### What to do
Work out how many lines of the listing hold the string "highlight". Answer with that number alone.

### Information provided
* * * * *
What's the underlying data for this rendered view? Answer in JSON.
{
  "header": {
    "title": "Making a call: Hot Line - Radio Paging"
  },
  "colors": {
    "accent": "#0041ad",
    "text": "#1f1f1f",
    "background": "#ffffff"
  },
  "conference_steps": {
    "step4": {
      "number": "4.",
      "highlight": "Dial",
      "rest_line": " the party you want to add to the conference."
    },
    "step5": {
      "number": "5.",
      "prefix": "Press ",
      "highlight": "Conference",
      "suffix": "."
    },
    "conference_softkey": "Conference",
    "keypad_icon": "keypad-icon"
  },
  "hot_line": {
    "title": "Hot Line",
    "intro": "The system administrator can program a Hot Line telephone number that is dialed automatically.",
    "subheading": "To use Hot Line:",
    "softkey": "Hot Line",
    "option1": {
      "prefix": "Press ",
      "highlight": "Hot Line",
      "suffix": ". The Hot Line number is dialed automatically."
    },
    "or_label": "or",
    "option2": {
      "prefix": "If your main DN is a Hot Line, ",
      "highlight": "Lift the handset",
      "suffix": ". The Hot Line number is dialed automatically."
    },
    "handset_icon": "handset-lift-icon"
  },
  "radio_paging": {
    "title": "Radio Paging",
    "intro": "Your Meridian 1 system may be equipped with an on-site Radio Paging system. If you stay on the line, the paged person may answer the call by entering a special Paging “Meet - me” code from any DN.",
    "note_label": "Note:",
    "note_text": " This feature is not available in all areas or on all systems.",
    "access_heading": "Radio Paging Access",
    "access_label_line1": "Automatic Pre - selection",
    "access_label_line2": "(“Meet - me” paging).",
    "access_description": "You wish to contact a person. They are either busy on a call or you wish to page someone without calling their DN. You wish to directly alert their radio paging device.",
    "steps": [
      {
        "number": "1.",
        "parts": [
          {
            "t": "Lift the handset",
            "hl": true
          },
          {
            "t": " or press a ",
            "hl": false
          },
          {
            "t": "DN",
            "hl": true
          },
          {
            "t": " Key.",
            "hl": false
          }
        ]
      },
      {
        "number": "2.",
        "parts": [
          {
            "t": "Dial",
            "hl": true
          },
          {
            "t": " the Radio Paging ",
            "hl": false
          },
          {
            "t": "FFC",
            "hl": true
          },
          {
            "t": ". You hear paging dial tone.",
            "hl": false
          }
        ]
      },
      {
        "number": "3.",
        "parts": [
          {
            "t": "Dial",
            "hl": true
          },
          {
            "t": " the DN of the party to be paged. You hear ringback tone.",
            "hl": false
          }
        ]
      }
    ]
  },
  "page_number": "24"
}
* * * * *
### Written solution
4